---- DATA SECTION

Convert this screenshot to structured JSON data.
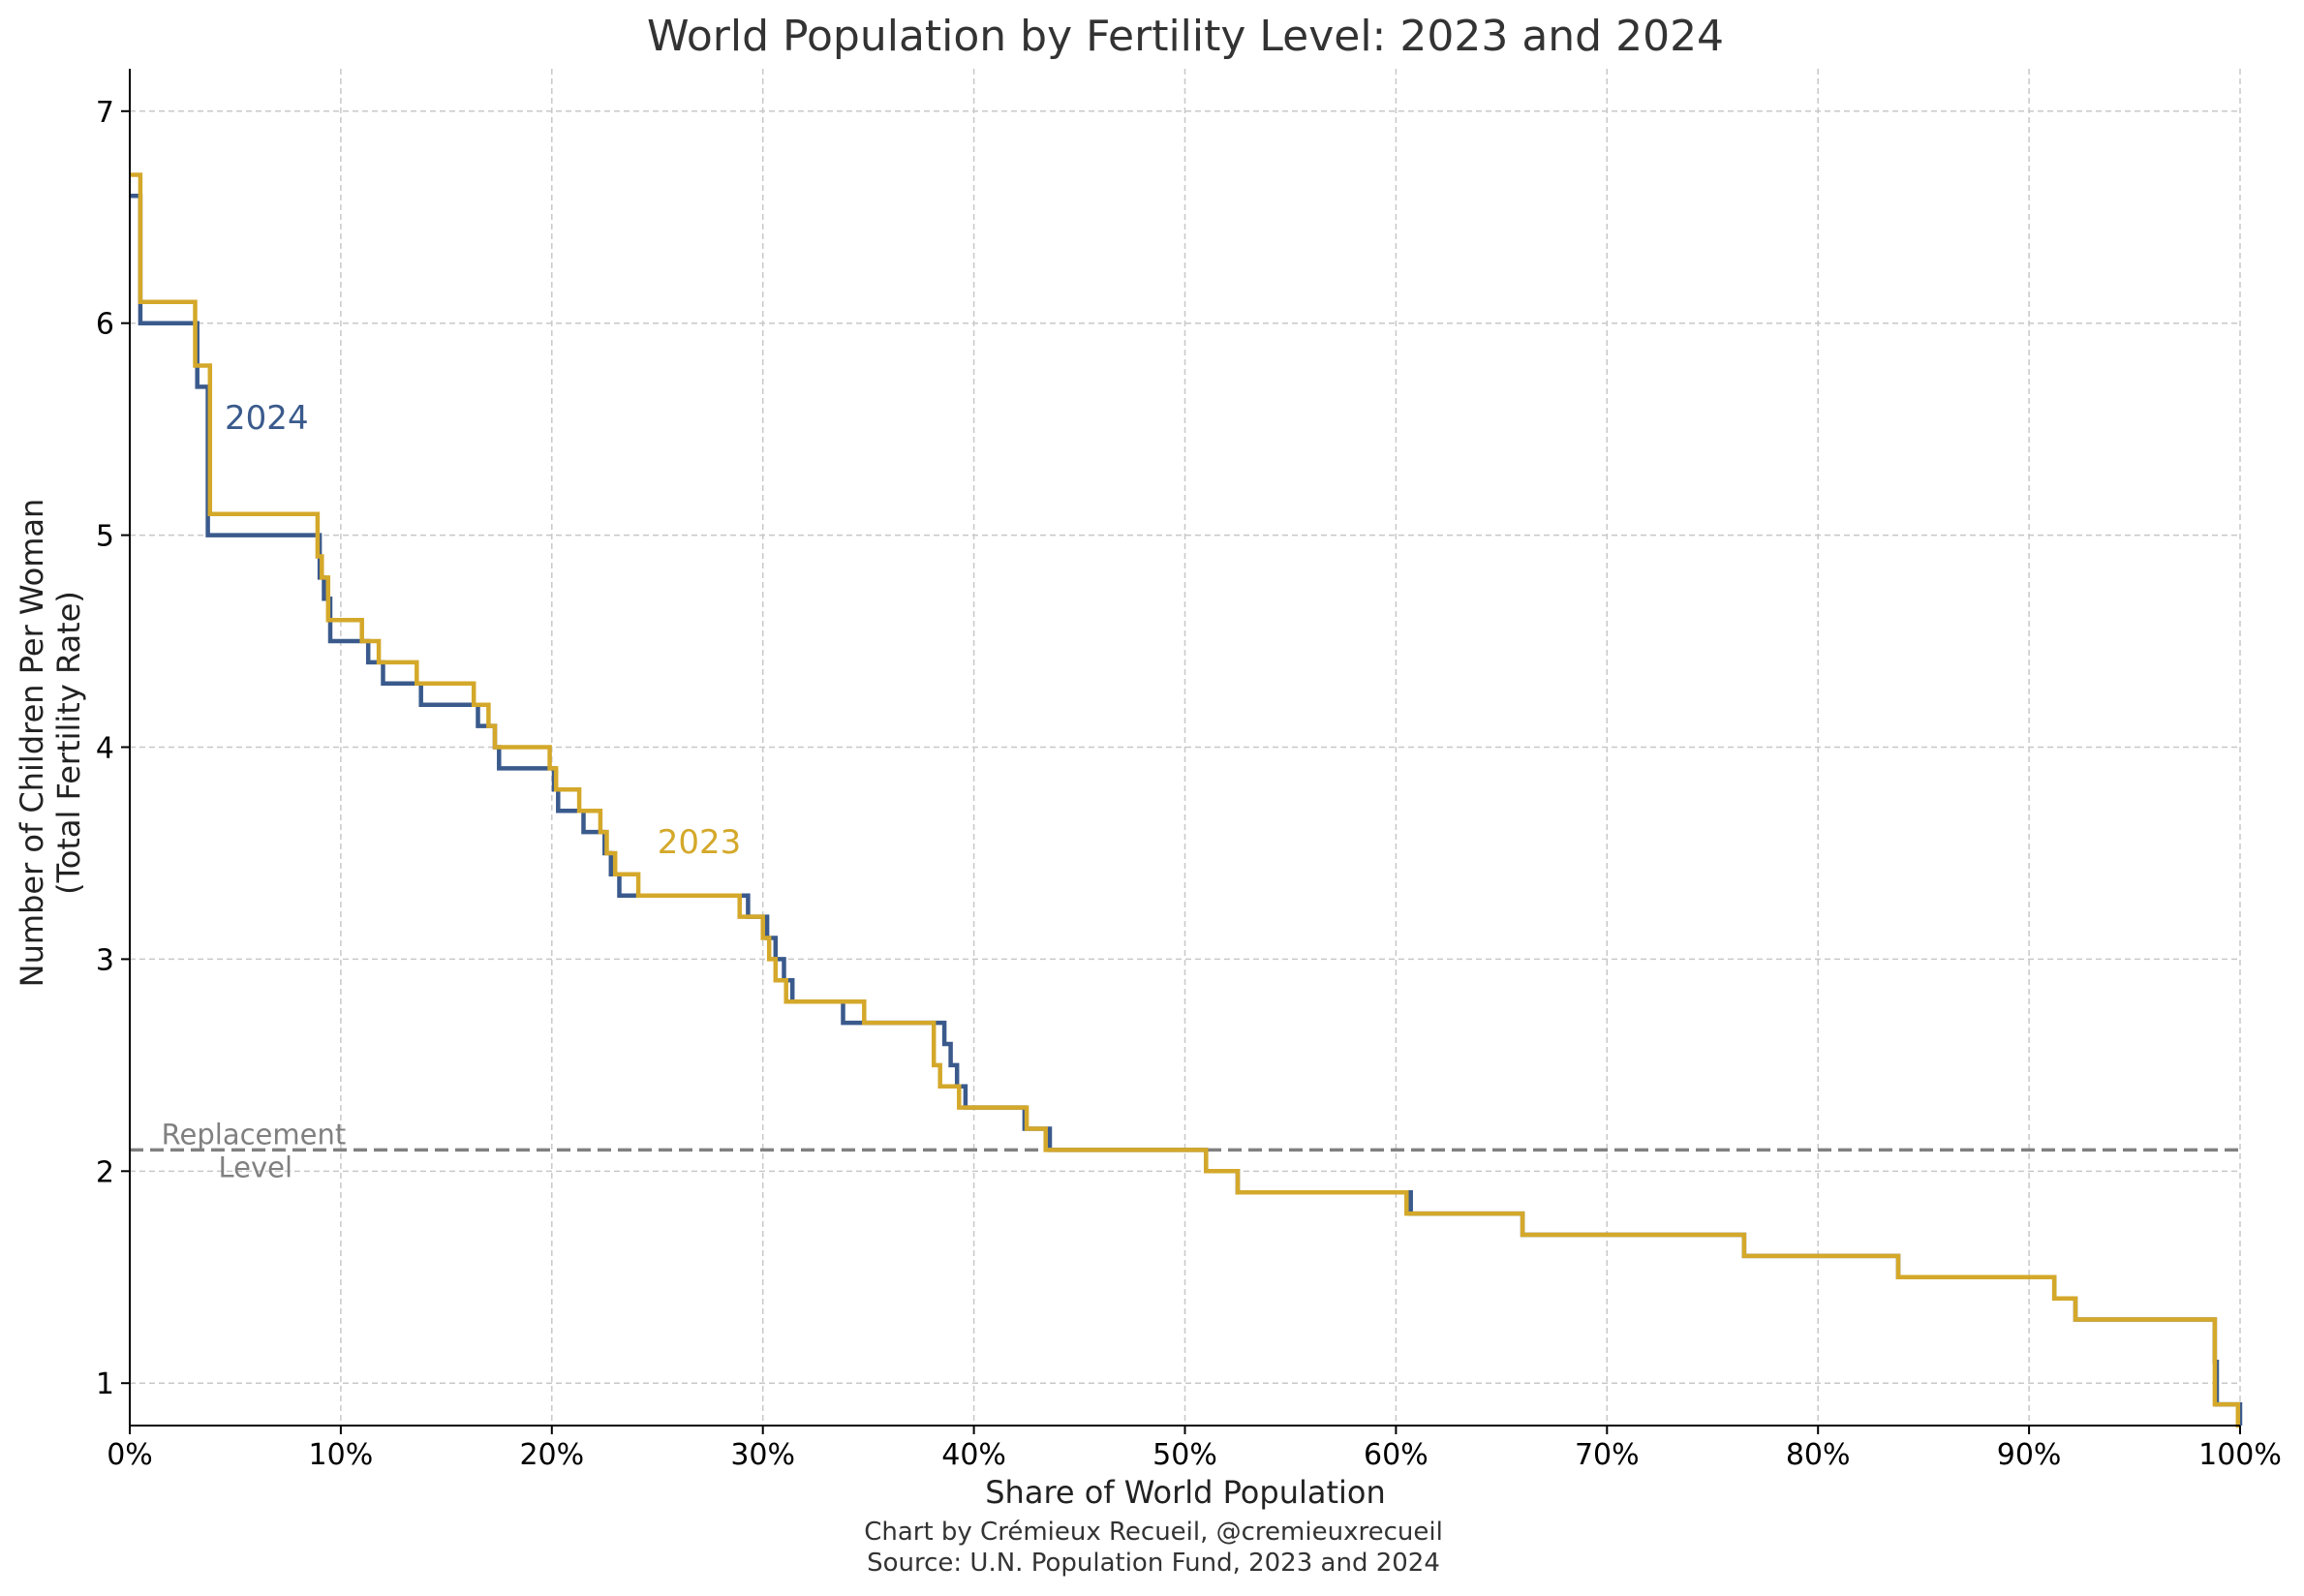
{
  "chart_data": {
    "type": "line",
    "step": true,
    "title": "World Population by Fertility Level: 2023 and 2024",
    "xlabel": "Share of World Population",
    "ylabel": [
      "Number of Children Per Woman",
      "(Total Fertility Rate)"
    ],
    "xlim": [
      0,
      100
    ],
    "ylim": [
      0.8,
      7.2
    ],
    "xticks": [
      0,
      10,
      20,
      30,
      40,
      50,
      60,
      70,
      80,
      90,
      100
    ],
    "xtick_labels": [
      "0%",
      "10%",
      "20%",
      "30%",
      "40%",
      "50%",
      "60%",
      "70%",
      "80%",
      "90%",
      "100%"
    ],
    "yticks": [
      1,
      2,
      3,
      4,
      5,
      6,
      7
    ],
    "ytick_labels": [
      "1",
      "2",
      "3",
      "4",
      "5",
      "6",
      "7"
    ],
    "grid": true,
    "reference_line": {
      "y": 2.1,
      "label_line1": "Replacement",
      "label_line2": "Level",
      "color": "#808080"
    },
    "series": [
      {
        "name": "2024",
        "label": "2024",
        "color": "#3a5a8c",
        "x": [
          0,
          0.5,
          3.2,
          3.7,
          9.0,
          9.2,
          9.5,
          11.3,
          12.0,
          13.8,
          16.5,
          17.3,
          17.5,
          20.1,
          20.3,
          21.5,
          22.5,
          22.8,
          23.2,
          29.3,
          30.2,
          30.6,
          31.0,
          31.4,
          33.8,
          35.0,
          38.6,
          38.9,
          39.2,
          39.6,
          42.4,
          42.9,
          43.6,
          51.0,
          52.5,
          60.7,
          66.0,
          76.5,
          83.8,
          91.2,
          92.2,
          98.8,
          98.9,
          100
        ],
        "y": [
          6.6,
          6.0,
          5.7,
          5.0,
          4.8,
          4.7,
          4.5,
          4.4,
          4.3,
          4.2,
          4.1,
          4.0,
          3.9,
          3.8,
          3.7,
          3.6,
          3.5,
          3.4,
          3.3,
          3.2,
          3.1,
          3.0,
          2.9,
          2.8,
          2.7,
          2.7,
          2.6,
          2.5,
          2.4,
          2.3,
          2.2,
          2.2,
          2.1,
          2.0,
          1.9,
          1.8,
          1.7,
          1.6,
          1.5,
          1.4,
          1.3,
          1.1,
          0.9,
          0.8
        ]
      },
      {
        "name": "2023",
        "label": "2023",
        "color": "#d4a82a",
        "x": [
          0,
          0.5,
          3.1,
          3.8,
          8.9,
          9.1,
          9.4,
          11.0,
          11.8,
          13.6,
          16.3,
          17.0,
          17.3,
          19.9,
          20.2,
          21.3,
          22.3,
          22.6,
          23.0,
          24.1,
          28.9,
          30.0,
          30.3,
          30.6,
          31.1,
          34.8,
          38.1,
          38.4,
          38.7,
          39.3,
          42.5,
          43.4,
          51.0,
          52.5,
          60.5,
          66.0,
          76.5,
          83.8,
          91.2,
          92.2,
          98.8,
          99.9,
          100
        ],
        "y": [
          6.7,
          6.1,
          5.8,
          5.1,
          4.9,
          4.8,
          4.6,
          4.5,
          4.4,
          4.3,
          4.2,
          4.1,
          4.0,
          3.9,
          3.8,
          3.7,
          3.6,
          3.5,
          3.4,
          3.3,
          3.2,
          3.1,
          3.0,
          2.9,
          2.8,
          2.7,
          2.5,
          2.4,
          2.4,
          2.3,
          2.2,
          2.1,
          2.0,
          1.9,
          1.8,
          1.7,
          1.6,
          1.5,
          1.4,
          1.3,
          0.9,
          0.8,
          0.8
        ]
      }
    ],
    "annotations": [
      {
        "text": "2024",
        "series": "2024",
        "x": 4.5,
        "y": 5.5
      },
      {
        "text": "2023",
        "series": "2023",
        "x": 25.0,
        "y": 3.5
      }
    ],
    "credit_line1": "Chart by Crémieux Recueil, @cremieuxrecueil",
    "credit_line2": "Source: U.N. Population Fund, 2023 and 2024"
  }
}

--------

__WORK REQUIRED__.
Reply with nothing except the number of lines in the listing above that include "color".

__PROBLEM SOLUTION__.
3